-- Start DATA IN THIS EXERCISE --
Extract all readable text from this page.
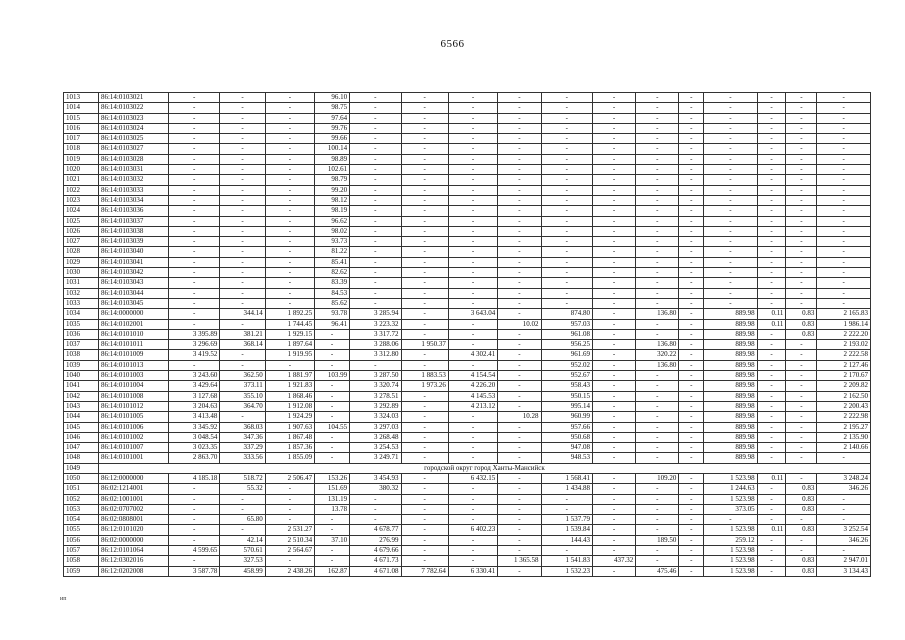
6566
1013	86:14:0103021	-	-	-	96.10	-	-	-	-	-	-	-	-	-	-	-	-
1014	86:14:0103022	-	-	-	98.75	-	-	-	-	-	-	-	-	-	-	-	-
1015	86:14:0103023	-	-	-	97.64	-	-	-	-	-	-	-	-	-	-	-	-
1016	86:14:0103024	-	-	-	99.76	-	-	-	-	-	-	-	-	-	-	-	-
1017	86:14:0103025	-	-	-	99.66	-	-	-	-	-	-	-	-	-	-	-	-
1018	86:14:0103027	-	-	-	100.14	-	-	-	-	-	-	-	-	-	-	-	-
1019	86:14:0103028	-	-	-	98.89	-	-	-	-	-	-	-	-	-	-	-	-
1020	86:14:0103031	-	-	-	102.61	-	-	-	-	-	-	-	-	-	-	-	-
1021	86:14:0103032	-	-	-	98.79	-	-	-	-	-	-	-	-	-	-	-	-
1022	86:14:0103033	-	-	-	99.20	-	-	-	-	-	-	-	-	-	-	-	-
1023	86:14:0103034	-	-	-	98.12	-	-	-	-	-	-	-	-	-	-	-	-
1024	86:14:0103036	-	-	-	98.19	-	-	-	-	-	-	-	-	-	-	-	-
1025	86:14:0103037	-	-	-	96.62	-	-	-	-	-	-	-	-	-	-	-	-
1026	86:14:0103038	-	-	-	98.02	-	-	-	-	-	-	-	-	-	-	-	-
1027	86:14:0103039	-	-	-	93.73	-	-	-	-	-	-	-	-	-	-	-	-
1028	86:14:0103040	-	-	-	81.22	-	-	-	-	-	-	-	-	-	-	-	-
1029	86:14:0103041	-	-	-	85.41	-	-	-	-	-	-	-	-	-	-	-	-
1030	86:14:0103042	-	-	-	82.62	-	-	-	-	-	-	-	-	-	-	-	-
1031	86:14:0103043	-	-	-	83.39	-	-	-	-	-	-	-	-	-	-	-	-
1032	86:14:0103044	-	-	-	84.53	-	-	-	-	-	-	-	-	-	-	-	-
1033	86:14:0103045	-	-	-	85.62	-	-	-	-	-	-	-	-	-	-	-	-
1034	86:14:0000000	-	344.14	1 892.25	93.78	3 285.94	-	3 643.04	-	874.80	-	136.80	-	889.98	0.11	0.83	2 165.83
1035	86:14:0102001	-	-	1 744.45	96.41	3 223.32	-	-	10.02	957.03	-	-	-	889.98	0.11	0.83	1 986.14
1036	86:14:0101010	3 395.89	381.21	1 929.15	-	3 317.72	-	-	-	961.08	-	-	-	889.98	-	0.83	2 222.20
1037	86:14:0101011	3 296.69	368.14	1 897.64	-	3 288.06	1 950.37	-	-	956.25	-	136.80	-	889.98	-	-	2 193.02
1038	86:14:0101009	3 419.52	-	1 919.95	-	3 312.80	-	4 302.41	-	961.69	-	320.22	-	889.98	-	-	2 222.58
1039	86:14:0101013	-	-	-	-	-	-	-	-	952.02	-	136.80	-	889.98	-	-	2 127.46
1040	86:14:0101003	3 243.60	362.50	1 881.97	103.99	3 287.50	1 883.53	4 154.54	-	952.67	-	-	-	889.98	-	-	2 170.67
1041	86:14:0101004	3 429.64	373.11	1 921.83	-	3 320.74	1 973.26	4 226.20	-	958.43	-	-	-	889.98	-	-	2 209.82
1042	86:14:0101008	3 127.68	355.10	1 868.46	-	3 278.51	-	4 145.53	-	950.15	-	-	-	889.98	-	-	2 162.50
1043	86:14:0101012	3 204.63	364.70	1 912.08	-	3 292.89	-	4 213.12	-	995.14	-	-	-	889.98	-	-	2 200.43
1044	86:14:0101005	3 413.48	-	1 924.29	-	3 324.03	-	-	10.28	960.99	-	-	-	889.98	-	-	2 222.98
1045	86:14:0101006	3 345.92	368.03	1 907.63	104.55	3 297.03	-	-	-	957.66	-	-	-	889.98	-	-	2 195.27
1046	86:14:0101002	3 048.54	347.36	1 867.48	-	3 268.48	-	-	-	950.68	-	-	-	889.98	-	-	2 135.90
1047	86:14:0101007	3 023.35	337.29	1 857.36	-	3 254.53	-	-	-	947.08	-	-	-	889.98	-	-	2 140.66
1048	86:14:0101001	2 863.70	333.56	1 855.09	-	3 249.71	-	-	-	948.53	-	-	-	889.98	-	-	-
1049	городской округ город Ханты-Мансийск																
1050	86:12:0000000	4 185.18	518.72	2 506.47	153.26	3 454.93	-	6 432.15	-	1 568.41	-	109.20	-	1 523.98	0.11	-	3 248.24
1051	86:02:1214001	-	55.32	-	151.69	380.32	-	-	-	1 434.88	-	-	-	1 244.63	-	0.83	346.26
1052	86:02:1001001	-	-	-	131.19	-	-	-	-	-	-	-	-	1 523.98	-	0.83	-
1053	86:02:0707002	-	-	-	13.78	-	-	-	-	-	-	-	-	373.05	-	0.83	-
1054	86:02:0808001	-	65.80	-	-	-	-	-	-	1 537.79	-	-	-	-	-	-	-
1055	86:12:0101020	-	-	2 531.27	-	4 678.77	-	6 402.23	-	1 539.84	-	-	-	1 523.98	0.11	0.83	3 252.54
1056	86:02:0000000	-	42.14	2 510.34	37.10	276.99	-	-	-	144.43	-	189.50	-	259.12	-	-	346.26
1057	86:12:0101064	4 599.65	570.61	2 564.67	-	4 679.66	-	-	-	-	-	-	-	1 523.98	-	-	-
1058	86:12:0302016	-	327.53	-	-	4 671.73	-	-	1 365.58	1 541.83	437.32	-	-	1 523.98	-	0.83	2 947.01
1059	86:12:0202008	3 587.78	458.99	2 438.26	162.87	4 671.08	7 782.64	6 330.41	-	1 532.23	-	475.46	-	1 523.98	-	0.83	3 134.43
ип
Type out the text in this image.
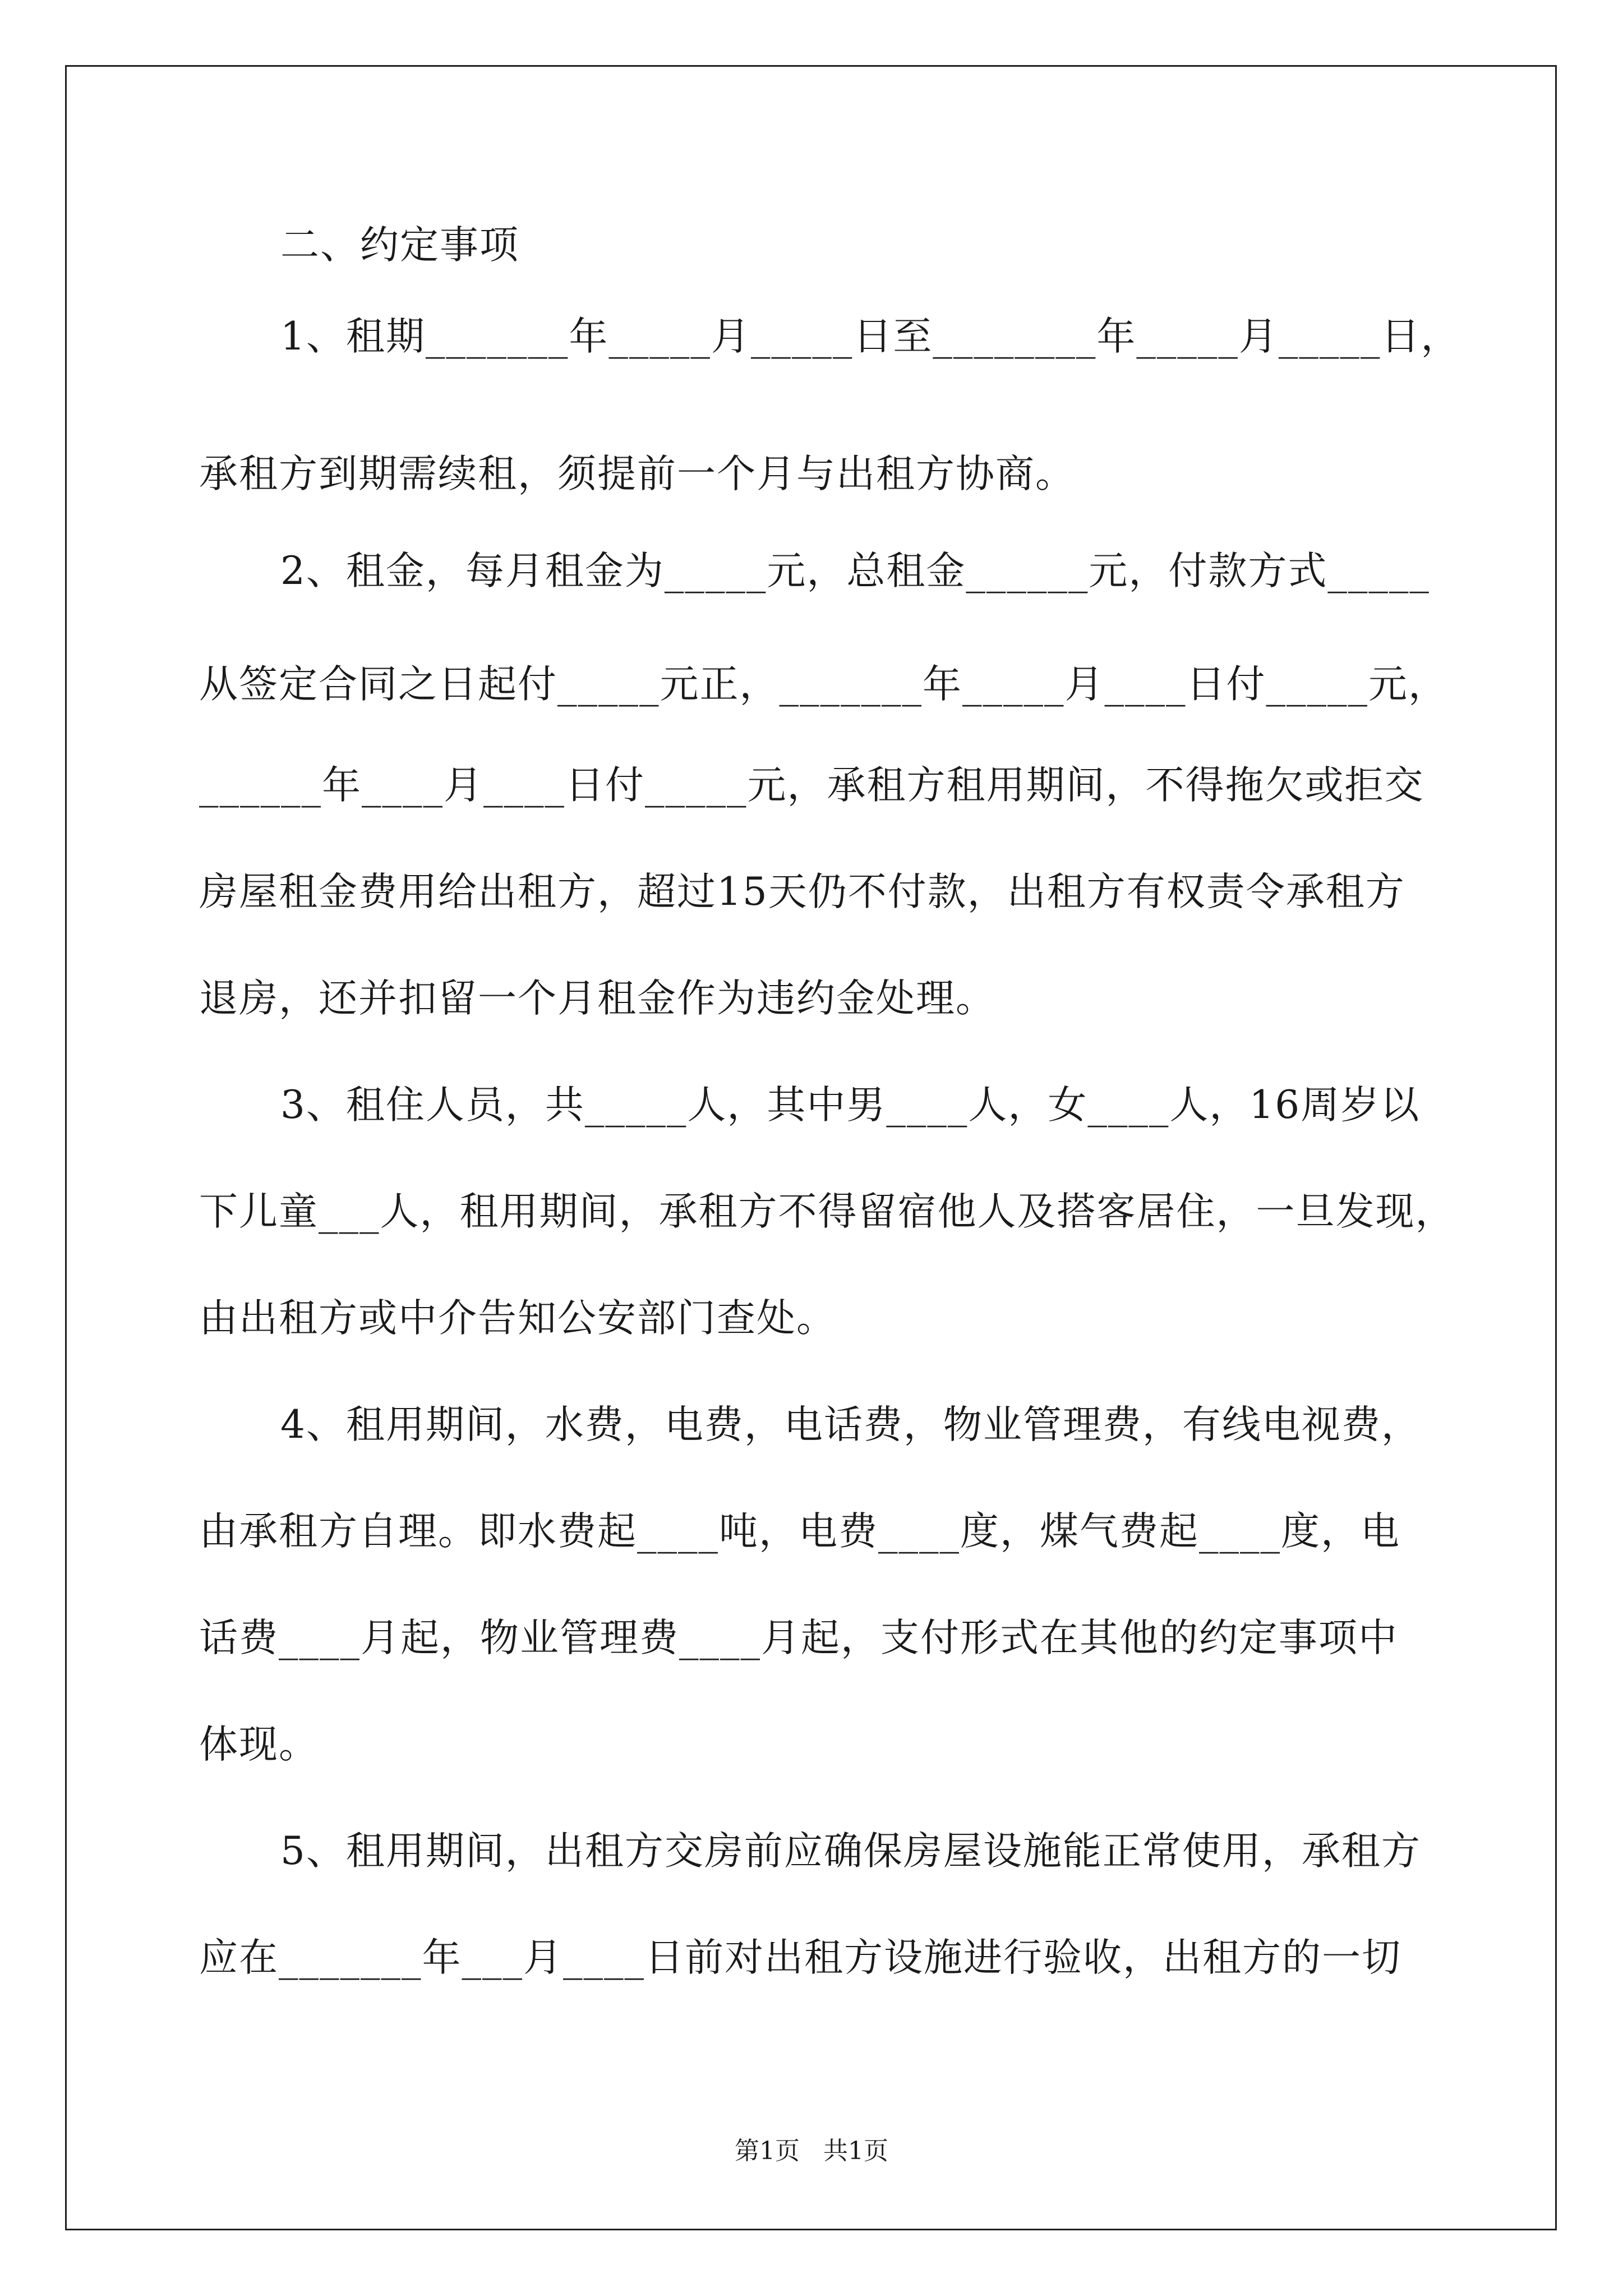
二、约定事项
1、租期_______年_____月_____日至________年_____月_____日，
承租方到期需续租，须提前一个月与出租方协商。
2、租金，每月租金为_____元，总租金______元，付款方式_____
从签定合同之日起付_____元正，_______年_____月____日付_____元，
______年____月____日付_____元，承租方租用期间，不得拖欠或拒交
房屋租金费用给出租方，超过15天仍不付款，出租方有权责令承租方
退房，还并扣留一个月租金作为违约金处理。
3、租住人员，共_____人，其中男____人，女____人，16周岁以
下儿童___人，租用期间，承租方不得留宿他人及搭客居住，一旦发现，
由出租方或中介告知公安部门查处。
4、租用期间，水费，电费，电话费，物业管理费，有线电视费，
由承租方自理。即水费起____吨，电费____度，煤气费起____度，电
话费____月起，物业管理费____月起，支付形式在其他的约定事项中
体现。
5、租用期间，出租方交房前应确保房屋设施能正常使用，承租方
应在_______年___月____日前对出租方设施进行验收，出租方的一切
第1页   共1页
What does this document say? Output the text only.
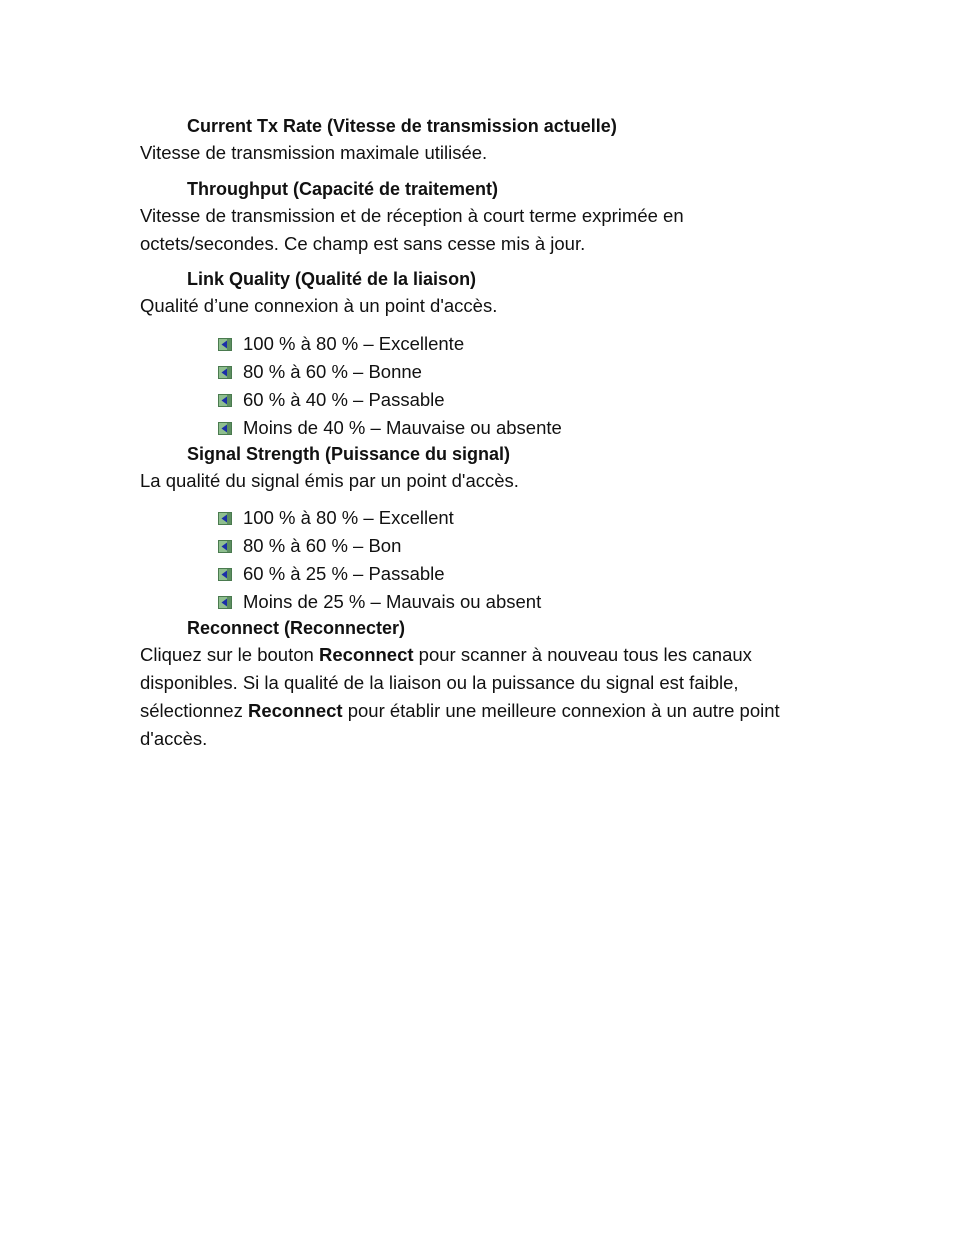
Current Tx Rate (Vitesse de transmission actuelle)
Vitesse de transmission maximale utilisée.
Throughput (Capacité de traitement)
Vitesse de transmission et de réception à court terme exprimée en
octets/secondes. Ce champ est sans cesse mis à jour.
Link Quality (Qualité de la liaison)
Qualité d’une connexion à un point d'accès.
100 % à 80 % – Excellente
80 % à 60 % – Bonne
60 % à 40 % – Passable
Moins de 40 % – Mauvaise ou absente
Signal Strength (Puissance du signal)
La qualité du signal émis par un point d'accès.
100 % à 80 % – Excellent
80 % à 60 % – Bon
60 % à 25 % – Passable
Moins de 25 % – Mauvais ou absent
Reconnect (Reconnecter)
Cliquez sur le bouton Reconnect pour scanner à nouveau tous les canaux
disponibles. Si la qualité de la liaison ou la puissance du signal est faible,
sélectionnez Reconnect pour établir une meilleure connexion à un autre point
d'accès.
-- End DATA IN THIS EXERCISE --
— INSTRUCTIONS FOR THE TASK —
Your task is to pick out every line with the string "point" and copy it.

— OUTPUT BELOW —
Qualité d’une connexion à un point d'accès.
La qualité du signal émis par un point d'accès.
sélectionnez Reconnect pour établir une meilleure connexion à un autre point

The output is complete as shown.